____ Material for the task

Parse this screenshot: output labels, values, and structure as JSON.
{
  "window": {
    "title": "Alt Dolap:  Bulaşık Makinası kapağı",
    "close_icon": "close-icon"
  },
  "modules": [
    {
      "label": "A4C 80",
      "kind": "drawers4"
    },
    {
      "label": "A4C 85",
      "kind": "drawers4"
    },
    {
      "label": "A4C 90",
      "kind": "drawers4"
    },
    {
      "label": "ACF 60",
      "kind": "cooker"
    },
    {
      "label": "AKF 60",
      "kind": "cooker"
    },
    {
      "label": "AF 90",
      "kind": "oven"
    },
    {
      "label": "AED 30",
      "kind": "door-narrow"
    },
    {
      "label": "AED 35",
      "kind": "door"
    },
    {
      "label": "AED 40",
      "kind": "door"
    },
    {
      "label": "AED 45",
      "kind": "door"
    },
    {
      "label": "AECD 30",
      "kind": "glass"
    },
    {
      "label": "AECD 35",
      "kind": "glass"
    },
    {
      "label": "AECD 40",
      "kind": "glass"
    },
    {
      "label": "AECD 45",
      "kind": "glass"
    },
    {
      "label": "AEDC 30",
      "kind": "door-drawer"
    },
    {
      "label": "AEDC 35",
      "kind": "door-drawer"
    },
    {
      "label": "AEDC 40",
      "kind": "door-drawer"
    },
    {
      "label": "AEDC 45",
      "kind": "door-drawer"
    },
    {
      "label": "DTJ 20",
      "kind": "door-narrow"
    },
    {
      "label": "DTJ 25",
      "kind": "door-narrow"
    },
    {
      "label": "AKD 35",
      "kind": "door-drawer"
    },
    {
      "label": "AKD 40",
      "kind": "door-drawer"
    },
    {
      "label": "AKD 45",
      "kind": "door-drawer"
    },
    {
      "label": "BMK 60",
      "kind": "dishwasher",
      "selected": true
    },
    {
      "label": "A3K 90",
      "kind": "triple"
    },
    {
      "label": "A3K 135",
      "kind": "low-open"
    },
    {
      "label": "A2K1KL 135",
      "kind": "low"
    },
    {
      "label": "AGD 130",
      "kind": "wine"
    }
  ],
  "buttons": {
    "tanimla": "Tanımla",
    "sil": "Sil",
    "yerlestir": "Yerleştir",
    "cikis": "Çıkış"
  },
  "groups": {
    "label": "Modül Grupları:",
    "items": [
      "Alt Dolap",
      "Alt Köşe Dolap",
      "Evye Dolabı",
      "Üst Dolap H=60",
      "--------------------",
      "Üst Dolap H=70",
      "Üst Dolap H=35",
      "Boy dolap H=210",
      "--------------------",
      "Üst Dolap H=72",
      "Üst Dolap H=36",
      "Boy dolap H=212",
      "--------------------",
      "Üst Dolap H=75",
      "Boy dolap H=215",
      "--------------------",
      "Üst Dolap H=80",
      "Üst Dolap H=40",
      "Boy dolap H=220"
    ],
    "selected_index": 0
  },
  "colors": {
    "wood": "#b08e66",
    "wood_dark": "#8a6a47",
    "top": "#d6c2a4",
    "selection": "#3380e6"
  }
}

________

→ Instruction: Write out every entry again exactly, please, with nothing missing.

→ Solution:
Parse this screenshot: output labels, values, and structure as JSON.
{
  "window": {
    "title": "Alt Dolap:  Bulaşık Makinası kapağı",
    "close_icon": "close-icon"
  },
  "modules": [
    {
      "label": "A4C 80",
      "kind": "drawers4"
    },
    {
      "label": "A4C 85",
      "kind": "drawers4"
    },
    {
      "label": "A4C 90",
      "kind": "drawers4"
    },
    {
      "label": "ACF 60",
      "kind": "cooker"
    },
    {
      "label": "AKF 60",
      "kind": "cooker"
    },
    {
      "label": "AF 90",
      "kind": "oven"
    },
    {
      "label": "AED 30",
      "kind": "door-narrow"
    },
    {
      "label": "AED 35",
      "kind": "door"
    },
    {
      "label": "AED 40",
      "kind": "door"
    },
    {
      "label": "AED 45",
      "kind": "door"
    },
    {
      "label": "AECD 30",
      "kind": "glass"
    },
    {
      "label": "AECD 35",
      "kind": "glass"
    },
    {
      "label": "AECD 40",
      "kind": "glass"
    },
    {
      "label": "AECD 45",
      "kind": "glass"
    },
    {
      "label": "AEDC 30",
      "kind": "door-drawer"
    },
    {
      "label": "AEDC 35",
      "kind": "door-drawer"
    },
    {
      "label": "AEDC 40",
      "kind": "door-drawer"
    },
    {
      "label": "AEDC 45",
      "kind": "door-drawer"
    },
    {
      "label": "DTJ 20",
      "kind": "door-narrow"
    },
    {
      "label": "DTJ 25",
      "kind": "door-narrow"
    },
    {
      "label": "AKD 35",
      "kind": "door-drawer"
    },
    {
      "label": "AKD 40",
      "kind": "door-drawer"
    },
    {
      "label": "AKD 45",
      "kind": "door-drawer"
    },
    {
      "label": "BMK 60",
      "kind": "dishwasher",
      "selected": true
    },
    {
      "label": "A3K 90",
      "kind": "triple"
    },
    {
      "label": "A3K 135",
      "kind": "low-open"
    },
    {
      "label": "A2K1KL 135",
      "kind": "low"
    },
    {
      "label": "AGD 130",
      "kind": "wine"
    }
  ],
  "buttons": {
    "tanimla": "Tanımla",
    "sil": "Sil",
    "yerlestir": "Yerleştir",
    "cikis": "Çıkış"
  },
  "groups": {
    "label": "Modül Grupları:",
    "items": [
      "Alt Dolap",
      "Alt Köşe Dolap",
      "Evye Dolabı",
      "Üst Dolap H=60",
      "--------------------",
      "Üst Dolap H=70",
      "Üst Dolap H=35",
      "Boy dolap H=210",
      "--------------------",
      "Üst Dolap H=72",
      "Üst Dolap H=36",
      "Boy dolap H=212",
      "--------------------",
      "Üst Dolap H=75",
      "Boy dolap H=215",
      "--------------------",
      "Üst Dolap H=80",
      "Üst Dolap H=40",
      "Boy dolap H=220"
    ],
    "selected_index": 0
  },
  "colors": {
    "wood": "#b08e66",
    "wood_dark": "#8a6a47",
    "top": "#d6c2a4",
    "selection": "#3380e6"
  }
}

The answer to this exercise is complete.